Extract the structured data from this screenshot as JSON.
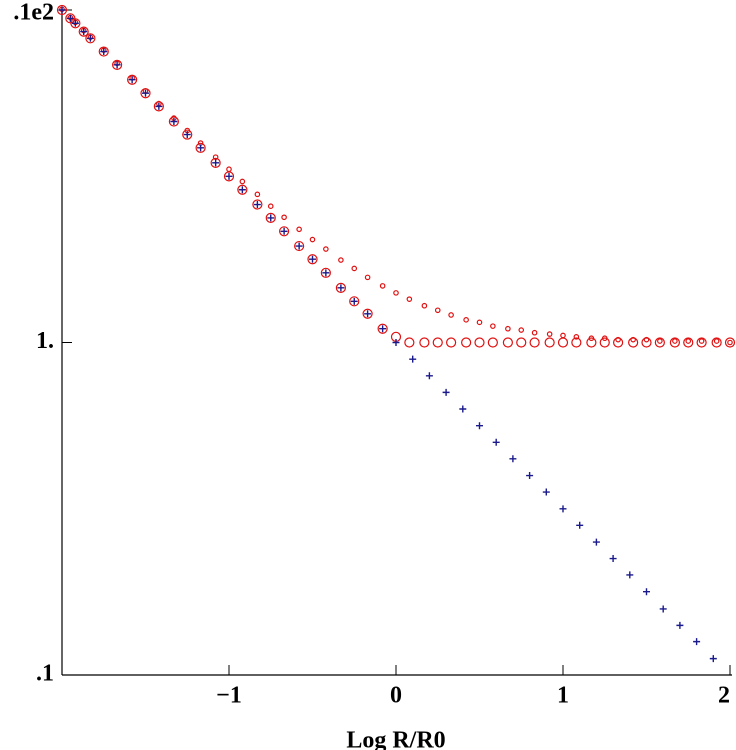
{
  "chart_data": {
    "type": "scatter",
    "x_label": "Log R/R0",
    "log_y": true,
    "xlim": [
      -2,
      2
    ],
    "ylim": [
      0.1,
      10
    ],
    "xticks": [
      {
        "value": -1,
        "label": "−1"
      },
      0,
      1,
      2
    ],
    "yticks": [
      {
        "value": 10,
        "label": ".1e2"
      },
      {
        "value": 1,
        "label": "1."
      },
      {
        "value": 0.1,
        "label": ".1"
      }
    ],
    "series": [
      {
        "marker": "large-circle",
        "color": "#e01010",
        "x": [
          -2,
          -1.95,
          -1.92,
          -1.87,
          -1.83,
          -1.75,
          -1.67,
          -1.58,
          -1.5,
          -1.42,
          -1.33,
          -1.25,
          -1.17,
          -1.08,
          -1,
          -0.92,
          -0.83,
          -0.75,
          -0.67,
          -0.58,
          -0.5,
          -0.42,
          -0.33,
          -0.25,
          -0.17,
          -0.08,
          0,
          0.08,
          0.17,
          0.25,
          0.33,
          0.42,
          0.5,
          0.58,
          0.67,
          0.75,
          0.83,
          0.92,
          1,
          1.08,
          1.17,
          1.25,
          1.33,
          1.42,
          1.5,
          1.58,
          1.67,
          1.75,
          1.83,
          1.92,
          2
        ],
        "values": [
          10,
          9.44,
          9.12,
          8.61,
          8.22,
          7.5,
          6.84,
          6.17,
          5.62,
          5.13,
          4.62,
          4.22,
          3.85,
          3.47,
          3.16,
          2.88,
          2.6,
          2.37,
          2.16,
          1.95,
          1.78,
          1.62,
          1.46,
          1.33,
          1.22,
          1.1,
          1.04,
          1,
          1,
          1,
          1,
          1,
          1,
          1,
          1,
          1,
          1,
          1,
          1,
          1,
          1,
          1,
          1,
          1,
          1,
          1,
          1,
          1,
          1,
          1,
          1
        ]
      },
      {
        "marker": "small-circle",
        "color": "#e01010",
        "x": [
          -2,
          -1.95,
          -1.92,
          -1.87,
          -1.83,
          -1.75,
          -1.67,
          -1.58,
          -1.5,
          -1.42,
          -1.33,
          -1.25,
          -1.17,
          -1.08,
          -1,
          -0.92,
          -0.83,
          -0.75,
          -0.67,
          -0.58,
          -0.5,
          -0.42,
          -0.33,
          -0.25,
          -0.17,
          -0.08,
          0,
          0.08,
          0.17,
          0.25,
          0.33,
          0.42,
          0.5,
          0.58,
          0.67,
          0.75,
          0.83,
          0.92,
          1,
          1.08,
          1.17,
          1.25,
          1.33,
          1.42,
          1.5,
          1.58,
          1.67,
          1.75,
          1.83,
          1.92,
          2
        ],
        "values": [
          10.05,
          9.49,
          9.18,
          8.67,
          8.28,
          7.57,
          6.91,
          6.25,
          5.71,
          5.23,
          4.73,
          4.34,
          3.98,
          3.61,
          3.32,
          3.05,
          2.79,
          2.57,
          2.38,
          2.19,
          2.04,
          1.91,
          1.77,
          1.67,
          1.57,
          1.48,
          1.41,
          1.35,
          1.29,
          1.25,
          1.21,
          1.17,
          1.15,
          1.12,
          1.1,
          1.09,
          1.07,
          1.06,
          1.05,
          1.04,
          1.03,
          1.03,
          1.02,
          1.02,
          1.02,
          1.01,
          1.01,
          1.01,
          1.01,
          1.01,
          1
        ]
      },
      {
        "marker": "plus",
        "color": "#1a1a8c",
        "x": [
          -2,
          -1.95,
          -1.92,
          -1.87,
          -1.83,
          -1.75,
          -1.67,
          -1.58,
          -1.5,
          -1.42,
          -1.33,
          -1.25,
          -1.17,
          -1.08,
          -1,
          -0.92,
          -0.83,
          -0.75,
          -0.67,
          -0.58,
          -0.5,
          -0.42,
          -0.33,
          -0.25,
          -0.17,
          -0.08,
          0,
          0.1,
          0.2,
          0.3,
          0.4,
          0.5,
          0.6,
          0.7,
          0.8,
          0.9,
          1,
          1.1,
          1.2,
          1.3,
          1.4,
          1.5,
          1.6,
          1.7,
          1.8,
          1.9
        ],
        "values": [
          10,
          9.44,
          9.12,
          8.61,
          8.22,
          7.5,
          6.84,
          6.17,
          5.62,
          5.13,
          4.62,
          4.22,
          3.85,
          3.47,
          3.16,
          2.88,
          2.6,
          2.37,
          2.16,
          1.95,
          1.78,
          1.62,
          1.46,
          1.33,
          1.22,
          1.1,
          1,
          0.891,
          0.794,
          0.708,
          0.631,
          0.562,
          0.501,
          0.447,
          0.398,
          0.355,
          0.316,
          0.282,
          0.251,
          0.224,
          0.2,
          0.178,
          0.158,
          0.141,
          0.126,
          0.112
        ]
      }
    ]
  }
}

▶ _DESCRIPTION OF THE TASK_
Above are the records; copy every line in them that holds the word "circle".

▶ _IN RESPONSE_
        "marker": "large-circle",
        "marker": "small-circle",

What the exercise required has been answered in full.